((
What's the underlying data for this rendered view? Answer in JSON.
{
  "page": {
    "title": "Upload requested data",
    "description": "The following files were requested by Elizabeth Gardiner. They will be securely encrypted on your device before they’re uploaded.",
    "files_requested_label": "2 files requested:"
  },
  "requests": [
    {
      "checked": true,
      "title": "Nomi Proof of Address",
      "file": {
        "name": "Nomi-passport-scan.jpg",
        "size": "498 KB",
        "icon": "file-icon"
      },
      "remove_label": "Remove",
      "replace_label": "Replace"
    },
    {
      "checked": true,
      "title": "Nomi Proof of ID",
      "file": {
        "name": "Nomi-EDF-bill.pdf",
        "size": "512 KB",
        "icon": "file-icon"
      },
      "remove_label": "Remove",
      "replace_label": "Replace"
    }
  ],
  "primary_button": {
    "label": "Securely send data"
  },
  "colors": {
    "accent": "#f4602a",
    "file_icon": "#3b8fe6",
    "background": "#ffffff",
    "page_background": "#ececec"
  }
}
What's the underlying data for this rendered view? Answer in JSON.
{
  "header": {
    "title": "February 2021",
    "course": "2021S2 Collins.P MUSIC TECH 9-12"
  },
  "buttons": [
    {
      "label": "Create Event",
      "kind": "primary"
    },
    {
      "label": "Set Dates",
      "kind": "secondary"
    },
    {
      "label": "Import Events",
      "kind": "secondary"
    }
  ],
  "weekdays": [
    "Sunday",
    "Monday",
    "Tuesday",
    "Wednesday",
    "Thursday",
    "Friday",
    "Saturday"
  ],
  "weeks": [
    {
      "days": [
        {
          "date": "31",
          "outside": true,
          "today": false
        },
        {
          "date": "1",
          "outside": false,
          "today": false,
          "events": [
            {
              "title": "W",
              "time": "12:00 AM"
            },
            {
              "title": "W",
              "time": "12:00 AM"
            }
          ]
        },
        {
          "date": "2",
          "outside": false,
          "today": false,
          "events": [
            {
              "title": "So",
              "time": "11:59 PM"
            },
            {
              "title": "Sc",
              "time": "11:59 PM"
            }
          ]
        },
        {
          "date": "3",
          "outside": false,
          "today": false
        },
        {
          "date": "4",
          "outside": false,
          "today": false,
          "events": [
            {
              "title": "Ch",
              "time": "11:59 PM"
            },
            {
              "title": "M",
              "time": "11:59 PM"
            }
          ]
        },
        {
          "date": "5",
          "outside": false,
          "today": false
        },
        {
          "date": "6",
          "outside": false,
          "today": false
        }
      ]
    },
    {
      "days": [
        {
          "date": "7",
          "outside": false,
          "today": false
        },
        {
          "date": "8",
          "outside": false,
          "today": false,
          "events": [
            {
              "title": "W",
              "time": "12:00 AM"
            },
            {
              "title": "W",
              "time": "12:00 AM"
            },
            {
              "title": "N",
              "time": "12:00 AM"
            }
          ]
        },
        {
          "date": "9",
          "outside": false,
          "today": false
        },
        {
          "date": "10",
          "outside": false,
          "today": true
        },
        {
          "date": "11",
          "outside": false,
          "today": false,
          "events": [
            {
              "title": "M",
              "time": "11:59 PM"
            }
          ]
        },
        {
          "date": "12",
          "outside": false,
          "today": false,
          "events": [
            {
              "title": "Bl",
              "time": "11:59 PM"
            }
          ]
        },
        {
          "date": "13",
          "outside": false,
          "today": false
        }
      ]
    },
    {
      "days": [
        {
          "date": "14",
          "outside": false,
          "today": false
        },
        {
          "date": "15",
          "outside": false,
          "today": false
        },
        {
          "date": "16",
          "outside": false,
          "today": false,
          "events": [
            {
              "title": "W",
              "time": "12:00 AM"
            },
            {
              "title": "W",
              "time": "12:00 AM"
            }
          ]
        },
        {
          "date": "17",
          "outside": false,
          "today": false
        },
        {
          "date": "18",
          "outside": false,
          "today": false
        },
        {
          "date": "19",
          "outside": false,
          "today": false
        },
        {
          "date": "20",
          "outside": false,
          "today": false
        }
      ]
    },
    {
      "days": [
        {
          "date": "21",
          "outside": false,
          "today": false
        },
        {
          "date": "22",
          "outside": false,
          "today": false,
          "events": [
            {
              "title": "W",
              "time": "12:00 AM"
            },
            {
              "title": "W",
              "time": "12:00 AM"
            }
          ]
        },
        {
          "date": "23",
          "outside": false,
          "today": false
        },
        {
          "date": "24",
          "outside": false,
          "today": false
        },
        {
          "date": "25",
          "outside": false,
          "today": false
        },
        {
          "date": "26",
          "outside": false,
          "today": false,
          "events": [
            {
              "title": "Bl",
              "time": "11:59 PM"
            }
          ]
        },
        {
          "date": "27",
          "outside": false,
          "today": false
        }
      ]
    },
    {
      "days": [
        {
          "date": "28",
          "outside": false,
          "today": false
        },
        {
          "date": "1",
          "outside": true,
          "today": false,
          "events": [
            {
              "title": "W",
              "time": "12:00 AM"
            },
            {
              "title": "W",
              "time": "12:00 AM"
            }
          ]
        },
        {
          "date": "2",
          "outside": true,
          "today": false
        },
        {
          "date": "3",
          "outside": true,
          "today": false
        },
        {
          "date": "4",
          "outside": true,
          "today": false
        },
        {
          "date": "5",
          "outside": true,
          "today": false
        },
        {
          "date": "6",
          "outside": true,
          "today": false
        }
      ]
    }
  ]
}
))
Repeat the material word for word, in full.

What's the underlying data for this rendered view? Answer in JSON.
{
  "page": {
    "title": "Upload requested data",
    "description": "The following files were requested by Elizabeth Gardiner. They will be securely encrypted on your device before they’re uploaded.",
    "files_requested_label": "2 files requested:"
  },
  "requests": [
    {
      "checked": true,
      "title": "Nomi Proof of Address",
      "file": {
        "name": "Nomi-passport-scan.jpg",
        "size": "498 KB",
        "icon": "file-icon"
      },
      "remove_label": "Remove",
      "replace_label": "Replace"
    },
    {
      "checked": true,
      "title": "Nomi Proof of ID",
      "file": {
        "name": "Nomi-EDF-bill.pdf",
        "size": "512 KB",
        "icon": "file-icon"
      },
      "remove_label": "Remove",
      "replace_label": "Replace"
    }
  ],
  "primary_button": {
    "label": "Securely send data"
  },
  "colors": {
    "accent": "#f4602a",
    "file_icon": "#3b8fe6",
    "background": "#ffffff",
    "page_background": "#ececec"
  }
}
What's the underlying data for this rendered view? Answer in JSON.
{
  "header": {
    "title": "February 2021",
    "course": "2021S2 Collins.P MUSIC TECH 9-12"
  },
  "buttons": [
    {
      "label": "Create Event",
      "kind": "primary"
    },
    {
      "label": "Set Dates",
      "kind": "secondary"
    },
    {
      "label": "Import Events",
      "kind": "secondary"
    }
  ],
  "weekdays": [
    "Sunday",
    "Monday",
    "Tuesday",
    "Wednesday",
    "Thursday",
    "Friday",
    "Saturday"
  ],
  "weeks": [
    {
      "days": [
        {
          "date": "31",
          "outside": true,
          "today": false
        },
        {
          "date": "1",
          "outside": false,
          "today": false,
          "events": [
            {
              "title": "W",
              "time": "12:00 AM"
            },
            {
              "title": "W",
              "time": "12:00 AM"
            }
          ]
        },
        {
          "date": "2",
          "outside": false,
          "today": false,
          "events": [
            {
              "title": "So",
              "time": "11:59 PM"
            },
            {
              "title": "Sc",
              "time": "11:59 PM"
            }
          ]
        },
        {
          "date": "3",
          "outside": false,
          "today": false
        },
        {
          "date": "4",
          "outside": false,
          "today": false,
          "events": [
            {
              "title": "Ch",
              "time": "11:59 PM"
            },
            {
              "title": "M",
              "time": "11:59 PM"
            }
          ]
        },
        {
          "date": "5",
          "outside": false,
          "today": false
        },
        {
          "date": "6",
          "outside": false,
          "today": false
        }
      ]
    },
    {
      "days": [
        {
          "date": "7",
          "outside": false,
          "today": false
        },
        {
          "date": "8",
          "outside": false,
          "today": false,
          "events": [
            {
              "title": "W",
              "time": "12:00 AM"
            },
            {
              "title": "W",
              "time": "12:00 AM"
            },
            {
              "title": "N",
              "time": "12:00 AM"
            }
          ]
        },
        {
          "date": "9",
          "outside": false,
          "today": false
        },
        {
          "date": "10",
          "outside": false,
          "today": true
        },
        {
          "date": "11",
          "outside": false,
          "today": false,
          "events": [
            {
              "title": "M",
              "time": "11:59 PM"
            }
          ]
        },
        {
          "date": "12",
          "outside": false,
          "today": false,
          "events": [
            {
              "title": "Bl",
              "time": "11:59 PM"
            }
          ]
        },
        {
          "date": "13",
          "outside": false,
          "today": false
        }
      ]
    },
    {
      "days": [
        {
          "date": "14",
          "outside": false,
          "today": false
        },
        {
          "date": "15",
          "outside": false,
          "today": false
        },
        {
          "date": "16",
          "outside": false,
          "today": false,
          "events": [
            {
              "title": "W",
              "time": "12:00 AM"
            },
            {
              "title": "W",
              "time": "12:00 AM"
            }
          ]
        },
        {
          "date": "17",
          "outside": false,
          "today": false
        },
        {
          "date": "18",
          "outside": false,
          "today": false
        },
        {
          "date": "19",
          "outside": false,
          "today": false
        },
        {
          "date": "20",
          "outside": false,
          "today": false
        }
      ]
    },
    {
      "days": [
        {
          "date": "21",
          "outside": false,
          "today": false
        },
        {
          "date": "22",
          "outside": false,
          "today": false,
          "events": [
            {
              "title": "W",
              "time": "12:00 AM"
            },
            {
              "title": "W",
              "time": "12:00 AM"
            }
          ]
        },
        {
          "date": "23",
          "outside": false,
          "today": false
        },
        {
          "date": "24",
          "outside": false,
          "today": false
        },
        {
          "date": "25",
          "outside": false,
          "today": false
        },
        {
          "date": "26",
          "outside": false,
          "today": false,
          "events": [
            {
              "title": "Bl",
              "time": "11:59 PM"
            }
          ]
        },
        {
          "date": "27",
          "outside": false,
          "today": false
        }
      ]
    },
    {
      "days": [
        {
          "date": "28",
          "outside": false,
          "today": false
        },
        {
          "date": "1",
          "outside": true,
          "today": false,
          "events": [
            {
              "title": "W",
              "time": "12:00 AM"
            },
            {
              "title": "W",
              "time": "12:00 AM"
            }
          ]
        },
        {
          "date": "2",
          "outside": true,
          "today": false
        },
        {
          "date": "3",
          "outside": true,
          "today": false
        },
        {
          "date": "4",
          "outside": true,
          "today": false
        },
        {
          "date": "5",
          "outside": true,
          "today": false
        },
        {
          "date": "6",
          "outside": true,
          "today": false
        }
      ]
    }
  ]
}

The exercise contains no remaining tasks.